[Rows from a figure dataset]
■ ■ ■ ■

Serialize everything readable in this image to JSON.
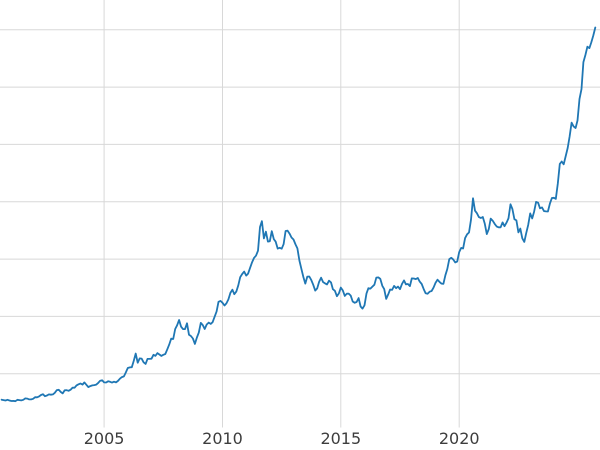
{
  "chart_data": {
    "type": "line",
    "title": "",
    "xlabel": "",
    "ylabel": "",
    "grid": true,
    "legend": "none",
    "background_color": "#ffffff",
    "grid_color": "#d8d8d8",
    "line_color": "#1f77b4",
    "tick_label_color": "#3d3d3d",
    "x_range": [
      2000.6,
      2025.95
    ],
    "y_range": [
      0,
      3760
    ],
    "x_ticks": [
      {
        "value": 2005,
        "label": "2005"
      },
      {
        "value": 2010,
        "label": "2010"
      },
      {
        "value": 2015,
        "label": "2015"
      },
      {
        "value": 2020,
        "label": "2020"
      }
    ],
    "y_gridlines": [
      500,
      1000,
      1500,
      2000,
      2500,
      3000,
      3500
    ],
    "series": [
      {
        "name": "value",
        "x_start": 2000.667,
        "x_step_years": 0.0833333,
        "values": [
          273,
          270,
          266,
          272,
          266,
          262,
          263,
          260,
          272,
          270,
          267,
          272,
          284,
          283,
          276,
          276,
          281,
          295,
          294,
          302,
          314,
          321,
          304,
          310,
          319,
          317,
          319,
          333,
          357,
          359,
          340,
          328,
          355,
          356,
          351,
          360,
          379,
          378,
          398,
          407,
          414,
          405,
          424,
          403,
          383,
          392,
          398,
          400,
          405,
          420,
          439,
          442,
          424,
          423,
          434,
          429,
          422,
          430,
          424,
          437,
          456,
          470,
          476,
          510,
          550,
          555,
          557,
          611,
          675,
          596,
          633,
          632,
          599,
          585,
          629,
          629,
          631,
          665,
          655,
          680,
          667,
          655,
          665,
          672,
          713,
          754,
          806,
          803,
          890,
          922,
          968,
          910,
          889,
          889,
          940,
          839,
          829,
          807,
          760,
          816,
          858,
          943,
          924,
          890,
          929,
          946,
          934,
          949,
          996,
          1043,
          1127,
          1135,
          1118,
          1095,
          1113,
          1148,
          1205,
          1233,
          1193,
          1216,
          1271,
          1342,
          1370,
          1391,
          1356,
          1373,
          1424,
          1473,
          1511,
          1529,
          1573,
          1780,
          1830,
          1680,
          1739,
          1652,
          1656,
          1743,
          1674,
          1651,
          1591,
          1598,
          1590,
          1630,
          1745,
          1747,
          1721,
          1688,
          1671,
          1628,
          1593,
          1487,
          1414,
          1343,
          1286,
          1347,
          1348,
          1316,
          1276,
          1225,
          1244,
          1301,
          1337,
          1299,
          1288,
          1279,
          1311,
          1296,
          1237,
          1223,
          1176,
          1200,
          1251,
          1227,
          1179,
          1198,
          1199,
          1181,
          1130,
          1118,
          1125,
          1159,
          1086,
          1068,
          1097,
          1200,
          1246,
          1242,
          1260,
          1276,
          1337,
          1340,
          1327,
          1267,
          1238,
          1152,
          1192,
          1234,
          1231,
          1266,
          1246,
          1260,
          1237,
          1283,
          1314,
          1280,
          1282,
          1264,
          1331,
          1330,
          1325,
          1335,
          1303,
          1282,
          1238,
          1201,
          1198,
          1215,
          1221,
          1250,
          1292,
          1320,
          1301,
          1286,
          1284,
          1359,
          1413,
          1500,
          1511,
          1495,
          1471,
          1479,
          1561,
          1597,
          1592,
          1683,
          1716,
          1732,
          1843,
          2030,
          1922,
          1900,
          1866,
          1858,
          1867,
          1808,
          1718,
          1762,
          1853,
          1835,
          1807,
          1784,
          1777,
          1777,
          1820,
          1787,
          1817,
          1856,
          1978,
          1937,
          1848,
          1837,
          1733,
          1766,
          1681,
          1650,
          1726,
          1798,
          1898,
          1855,
          1913,
          1999,
          1992,
          1943,
          1951,
          1918,
          1916,
          1915,
          1984,
          2033,
          2034,
          2025,
          2158,
          2330,
          2351,
          2327,
          2398,
          2470,
          2568,
          2690,
          2657,
          2643,
          2709,
          2897,
          2983,
          3218,
          3280,
          3353,
          3340,
          3390,
          3450,
          3520
        ]
      }
    ]
  }
}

■ ■ ■ ■

§ Problem requirements
Leave out the pictures and give the rest of the records again exactly.

§ Exercise result
Serialize everything readable in this image to JSON.
{
  "chart_data": {
    "type": "line",
    "title": "",
    "xlabel": "",
    "ylabel": "",
    "grid": true,
    "legend": "none",
    "background_color": "#ffffff",
    "grid_color": "#d8d8d8",
    "line_color": "#1f77b4",
    "tick_label_color": "#3d3d3d",
    "x_range": [
      2000.6,
      2025.95
    ],
    "y_range": [
      0,
      3760
    ],
    "x_ticks": [
      {
        "value": 2005,
        "label": "2005"
      },
      {
        "value": 2010,
        "label": "2010"
      },
      {
        "value": 2015,
        "label": "2015"
      },
      {
        "value": 2020,
        "label": "2020"
      }
    ],
    "y_gridlines": [
      500,
      1000,
      1500,
      2000,
      2500,
      3000,
      3500
    ],
    "series": [
      {
        "name": "value",
        "x_start": 2000.667,
        "x_step_years": 0.0833333,
        "values": [
          273,
          270,
          266,
          272,
          266,
          262,
          263,
          260,
          272,
          270,
          267,
          272,
          284,
          283,
          276,
          276,
          281,
          295,
          294,
          302,
          314,
          321,
          304,
          310,
          319,
          317,
          319,
          333,
          357,
          359,
          340,
          328,
          355,
          356,
          351,
          360,
          379,
          378,
          398,
          407,
          414,
          405,
          424,
          403,
          383,
          392,
          398,
          400,
          405,
          420,
          439,
          442,
          424,
          423,
          434,
          429,
          422,
          430,
          424,
          437,
          456,
          470,
          476,
          510,
          550,
          555,
          557,
          611,
          675,
          596,
          633,
          632,
          599,
          585,
          629,
          629,
          631,
          665,
          655,
          680,
          667,
          655,
          665,
          672,
          713,
          754,
          806,
          803,
          890,
          922,
          968,
          910,
          889,
          889,
          940,
          839,
          829,
          807,
          760,
          816,
          858,
          943,
          924,
          890,
          929,
          946,
          934,
          949,
          996,
          1043,
          1127,
          1135,
          1118,
          1095,
          1113,
          1148,
          1205,
          1233,
          1193,
          1216,
          1271,
          1342,
          1370,
          1391,
          1356,
          1373,
          1424,
          1473,
          1511,
          1529,
          1573,
          1780,
          1830,
          1680,
          1739,
          1652,
          1656,
          1743,
          1674,
          1651,
          1591,
          1598,
          1590,
          1630,
          1745,
          1747,
          1721,
          1688,
          1671,
          1628,
          1593,
          1487,
          1414,
          1343,
          1286,
          1347,
          1348,
          1316,
          1276,
          1225,
          1244,
          1301,
          1337,
          1299,
          1288,
          1279,
          1311,
          1296,
          1237,
          1223,
          1176,
          1200,
          1251,
          1227,
          1179,
          1198,
          1199,
          1181,
          1130,
          1118,
          1125,
          1159,
          1086,
          1068,
          1097,
          1200,
          1246,
          1242,
          1260,
          1276,
          1337,
          1340,
          1327,
          1267,
          1238,
          1152,
          1192,
          1234,
          1231,
          1266,
          1246,
          1260,
          1237,
          1283,
          1314,
          1280,
          1282,
          1264,
          1331,
          1330,
          1325,
          1335,
          1303,
          1282,
          1238,
          1201,
          1198,
          1215,
          1221,
          1250,
          1292,
          1320,
          1301,
          1286,
          1284,
          1359,
          1413,
          1500,
          1511,
          1495,
          1471,
          1479,
          1561,
          1597,
          1592,
          1683,
          1716,
          1732,
          1843,
          2030,
          1922,
          1900,
          1866,
          1858,
          1867,
          1808,
          1718,
          1762,
          1853,
          1835,
          1807,
          1784,
          1777,
          1777,
          1820,
          1787,
          1817,
          1856,
          1978,
          1937,
          1848,
          1837,
          1733,
          1766,
          1681,
          1650,
          1726,
          1798,
          1898,
          1855,
          1913,
          1999,
          1992,
          1943,
          1951,
          1918,
          1916,
          1915,
          1984,
          2033,
          2034,
          2025,
          2158,
          2330,
          2351,
          2327,
          2398,
          2470,
          2568,
          2690,
          2657,
          2643,
          2709,
          2897,
          2983,
          3218,
          3280,
          3353,
          3340,
          3390,
          3450,
          3520
        ]
      }
    ]
  }
}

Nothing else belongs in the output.